| The data |
----------
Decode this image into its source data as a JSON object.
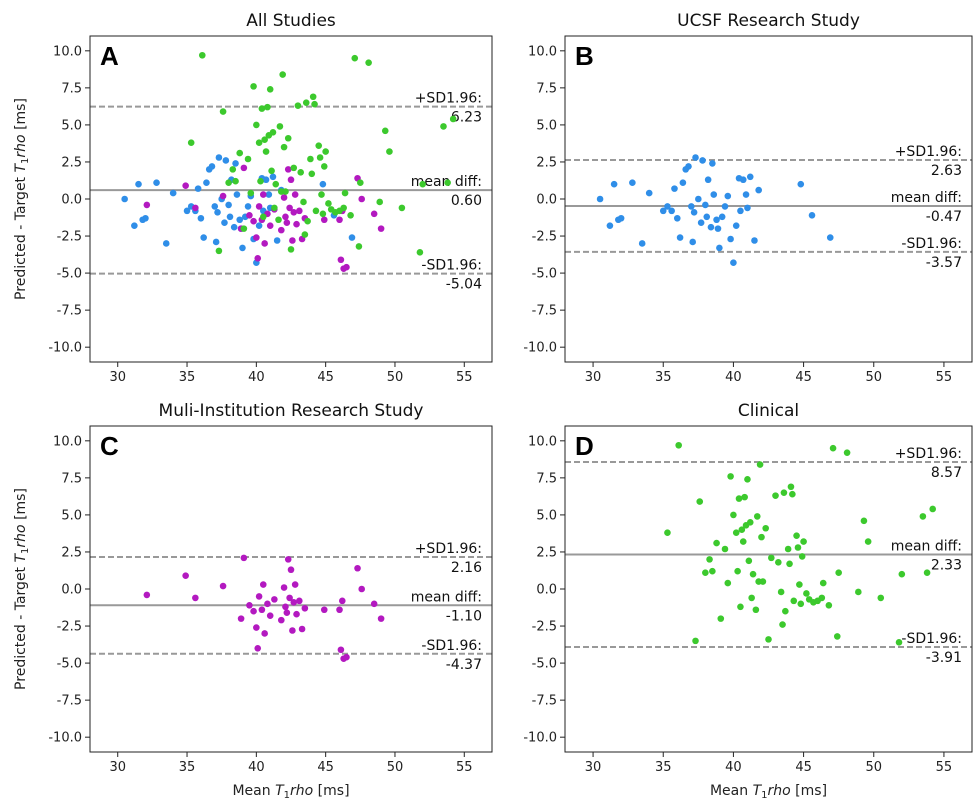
{
  "colors": {
    "ucsf": "#2f8ee8",
    "multi": "#b319c0",
    "clinical": "#3cc92d",
    "line": "#999999"
  },
  "axis_labels": {
    "y_prefix": "Predicted - Target ",
    "x_prefix": "Mean ",
    "sym_T": "T",
    "sym_sub": "1",
    "sym_rho": "rho",
    "unit": " [ms]"
  },
  "chart_data": [
    {
      "id": "A",
      "letter": "A",
      "title": "All Studies",
      "type": "scatter",
      "xlim": [
        28,
        57
      ],
      "ylim": [
        -11,
        11
      ],
      "xticks": [
        "30",
        "35",
        "40",
        "45",
        "50",
        "55"
      ],
      "yticks": [
        "10.0",
        "7.5",
        "5.0",
        "2.5",
        "0.0",
        "-2.5",
        "-5.0",
        "-7.5",
        "-10.0"
      ],
      "show_ylabel": true,
      "show_xlabel": false,
      "series_ref": [
        "ucsf",
        "multi",
        "clinical"
      ],
      "upper": {
        "label": "+SD1.96:",
        "value": "6.23",
        "y": 6.23
      },
      "mean": {
        "label": "mean diff:",
        "value": "0.60",
        "y": 0.6
      },
      "lower": {
        "label": "-SD1.96:",
        "value": "-5.04",
        "y": -5.04
      }
    },
    {
      "id": "B",
      "letter": "B",
      "title": "UCSF Research Study",
      "type": "scatter",
      "xlim": [
        28,
        57
      ],
      "ylim": [
        -11,
        11
      ],
      "xticks": [
        "30",
        "35",
        "40",
        "45",
        "50",
        "55"
      ],
      "yticks": [
        "10.0",
        "7.5",
        "5.0",
        "2.5",
        "0.0",
        "-2.5",
        "-5.0",
        "-7.5",
        "-10.0"
      ],
      "show_ylabel": false,
      "show_xlabel": false,
      "series_ref": [
        "ucsf"
      ],
      "upper": {
        "label": "+SD1.96:",
        "value": "2.63",
        "y": 2.63
      },
      "mean": {
        "label": "mean diff:",
        "value": "-0.47",
        "y": -0.47
      },
      "lower": {
        "label": "-SD1.96:",
        "value": "-3.57",
        "y": -3.57
      }
    },
    {
      "id": "C",
      "letter": "C",
      "title": "Muli-Institution Research Study",
      "type": "scatter",
      "xlim": [
        28,
        57
      ],
      "ylim": [
        -11,
        11
      ],
      "xticks": [
        "30",
        "35",
        "40",
        "45",
        "50",
        "55"
      ],
      "yticks": [
        "10.0",
        "7.5",
        "5.0",
        "2.5",
        "0.0",
        "-2.5",
        "-5.0",
        "-7.5",
        "-10.0"
      ],
      "show_ylabel": true,
      "show_xlabel": true,
      "series_ref": [
        "multi"
      ],
      "upper": {
        "label": "+SD1.96:",
        "value": "2.16",
        "y": 2.16
      },
      "mean": {
        "label": "mean diff:",
        "value": "-1.10",
        "y": -1.1
      },
      "lower": {
        "label": "-SD1.96:",
        "value": "-4.37",
        "y": -4.37
      }
    },
    {
      "id": "D",
      "letter": "D",
      "title": "Clinical",
      "type": "scatter",
      "xlim": [
        28,
        57
      ],
      "ylim": [
        -11,
        11
      ],
      "xticks": [
        "30",
        "35",
        "40",
        "45",
        "50",
        "55"
      ],
      "yticks": [
        "10.0",
        "7.5",
        "5.0",
        "2.5",
        "0.0",
        "-2.5",
        "-5.0",
        "-7.5",
        "-10.0"
      ],
      "show_ylabel": false,
      "show_xlabel": true,
      "series_ref": [
        "clinical"
      ],
      "upper": {
        "label": "+SD1.96:",
        "value": "8.57",
        "y": 8.57
      },
      "mean": {
        "label": "mean diff:",
        "value": "2.33",
        "y": 2.33
      },
      "lower": {
        "label": "-SD1.96:",
        "value": "-3.91",
        "y": -3.91
      }
    }
  ],
  "series": {
    "ucsf": [
      [
        30.5,
        0.0
      ],
      [
        31.2,
        -1.8
      ],
      [
        31.5,
        1.0
      ],
      [
        31.8,
        -1.4
      ],
      [
        32.0,
        -1.3
      ],
      [
        32.8,
        1.1
      ],
      [
        33.5,
        -3.0
      ],
      [
        34.0,
        0.4
      ],
      [
        35.0,
        -0.8
      ],
      [
        35.3,
        -0.5
      ],
      [
        35.6,
        -0.8
      ],
      [
        35.8,
        0.7
      ],
      [
        36.0,
        -1.3
      ],
      [
        36.2,
        -2.6
      ],
      [
        36.4,
        1.1
      ],
      [
        36.6,
        2.0
      ],
      [
        36.8,
        2.2
      ],
      [
        37.0,
        -0.5
      ],
      [
        37.1,
        -2.9
      ],
      [
        37.2,
        -0.9
      ],
      [
        37.3,
        2.8
      ],
      [
        37.5,
        0.0
      ],
      [
        37.7,
        -1.6
      ],
      [
        37.8,
        2.6
      ],
      [
        38.0,
        -0.4
      ],
      [
        38.1,
        -1.2
      ],
      [
        38.2,
        1.3
      ],
      [
        38.4,
        -1.9
      ],
      [
        38.5,
        2.4
      ],
      [
        38.6,
        0.3
      ],
      [
        38.8,
        -1.4
      ],
      [
        38.9,
        -2.0
      ],
      [
        39.0,
        -3.3
      ],
      [
        39.2,
        -1.2
      ],
      [
        39.4,
        -0.5
      ],
      [
        39.6,
        0.2
      ],
      [
        39.8,
        -2.7
      ],
      [
        40.0,
        -4.3
      ],
      [
        40.2,
        -1.8
      ],
      [
        40.4,
        1.4
      ],
      [
        40.5,
        -0.8
      ],
      [
        40.7,
        1.3
      ],
      [
        40.9,
        0.3
      ],
      [
        41.0,
        -0.6
      ],
      [
        41.2,
        1.5
      ],
      [
        41.5,
        -2.8
      ],
      [
        41.8,
        0.6
      ],
      [
        44.8,
        1.0
      ],
      [
        45.6,
        -1.1
      ],
      [
        46.9,
        -2.6
      ]
    ],
    "multi": [
      [
        32.1,
        -0.4
      ],
      [
        34.9,
        0.9
      ],
      [
        35.6,
        -0.6
      ],
      [
        37.6,
        0.2
      ],
      [
        38.9,
        -2.0
      ],
      [
        39.1,
        2.1
      ],
      [
        39.5,
        -1.1
      ],
      [
        39.8,
        -1.5
      ],
      [
        40.0,
        -2.6
      ],
      [
        40.1,
        -4.0
      ],
      [
        40.2,
        -0.5
      ],
      [
        40.4,
        -1.4
      ],
      [
        40.5,
        0.3
      ],
      [
        40.6,
        -3.0
      ],
      [
        40.8,
        -1.0
      ],
      [
        41.0,
        -1.8
      ],
      [
        41.3,
        -0.7
      ],
      [
        41.8,
        -2.1
      ],
      [
        42.0,
        0.1
      ],
      [
        42.1,
        -1.2
      ],
      [
        42.2,
        -1.6
      ],
      [
        42.3,
        2.0
      ],
      [
        42.4,
        -0.6
      ],
      [
        42.5,
        1.3
      ],
      [
        42.6,
        -2.8
      ],
      [
        42.7,
        -0.9
      ],
      [
        42.8,
        0.3
      ],
      [
        42.9,
        -1.7
      ],
      [
        43.1,
        -0.8
      ],
      [
        43.3,
        -2.7
      ],
      [
        43.5,
        -1.3
      ],
      [
        44.9,
        -1.4
      ],
      [
        46.0,
        -1.4
      ],
      [
        46.1,
        -4.1
      ],
      [
        46.2,
        -0.8
      ],
      [
        46.3,
        -4.7
      ],
      [
        46.5,
        -4.6
      ],
      [
        47.3,
        1.4
      ],
      [
        47.6,
        0.0
      ],
      [
        48.5,
        -1.0
      ],
      [
        49.0,
        -2.0
      ]
    ],
    "clinical": [
      [
        35.3,
        3.8
      ],
      [
        36.1,
        9.7
      ],
      [
        37.3,
        -3.5
      ],
      [
        37.6,
        5.9
      ],
      [
        38.0,
        1.1
      ],
      [
        38.3,
        2.0
      ],
      [
        38.5,
        1.2
      ],
      [
        38.8,
        3.1
      ],
      [
        39.1,
        -2.0
      ],
      [
        39.4,
        2.7
      ],
      [
        39.6,
        0.4
      ],
      [
        39.8,
        7.6
      ],
      [
        40.0,
        5.0
      ],
      [
        40.2,
        3.8
      ],
      [
        40.3,
        1.2
      ],
      [
        40.4,
        6.1
      ],
      [
        40.5,
        -1.2
      ],
      [
        40.6,
        4.0
      ],
      [
        40.7,
        3.2
      ],
      [
        40.8,
        6.2
      ],
      [
        40.9,
        4.3
      ],
      [
        41.0,
        7.4
      ],
      [
        41.1,
        1.9
      ],
      [
        41.2,
        4.5
      ],
      [
        41.3,
        -0.6
      ],
      [
        41.4,
        1.0
      ],
      [
        41.6,
        -1.4
      ],
      [
        41.7,
        4.9
      ],
      [
        41.8,
        0.5
      ],
      [
        41.9,
        8.4
      ],
      [
        42.0,
        3.5
      ],
      [
        42.1,
        0.5
      ],
      [
        42.3,
        4.1
      ],
      [
        42.5,
        -3.4
      ],
      [
        42.7,
        2.1
      ],
      [
        43.0,
        6.3
      ],
      [
        43.2,
        1.8
      ],
      [
        43.4,
        -0.2
      ],
      [
        43.5,
        -2.4
      ],
      [
        43.6,
        6.5
      ],
      [
        43.7,
        -1.5
      ],
      [
        43.9,
        2.7
      ],
      [
        44.0,
        1.7
      ],
      [
        44.1,
        6.9
      ],
      [
        44.2,
        6.4
      ],
      [
        44.3,
        -0.8
      ],
      [
        44.5,
        3.6
      ],
      [
        44.6,
        2.8
      ],
      [
        44.7,
        0.3
      ],
      [
        44.8,
        -1.0
      ],
      [
        44.9,
        2.2
      ],
      [
        45.0,
        3.2
      ],
      [
        45.2,
        -0.3
      ],
      [
        45.4,
        -0.7
      ],
      [
        45.7,
        -0.9
      ],
      [
        46.0,
        -0.8
      ],
      [
        46.3,
        -0.6
      ],
      [
        46.4,
        0.4
      ],
      [
        46.8,
        -1.1
      ],
      [
        47.1,
        9.5
      ],
      [
        47.4,
        -3.2
      ],
      [
        47.5,
        1.1
      ],
      [
        48.1,
        9.2
      ],
      [
        48.9,
        -0.2
      ],
      [
        49.3,
        4.6
      ],
      [
        49.6,
        3.2
      ],
      [
        50.5,
        -0.6
      ],
      [
        51.8,
        -3.6
      ],
      [
        52.0,
        1.0
      ],
      [
        53.5,
        4.9
      ],
      [
        53.8,
        1.1
      ],
      [
        54.2,
        5.4
      ]
    ]
  }
}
----------
| Description of the task |
Each line that has the word "value" should be copied.

| Reply to the exercise |
        "value": "6.23",
        "value": "0.60",
        "value": "-5.04",
        "value": "2.63",
        "value": "-0.47",
        "value": "-3.57",
        "value": "2.16",
        "value": "-1.10",
        "value": "-4.37",
        "value": "8.57",
        "value": "2.33",
        "value": "-3.91",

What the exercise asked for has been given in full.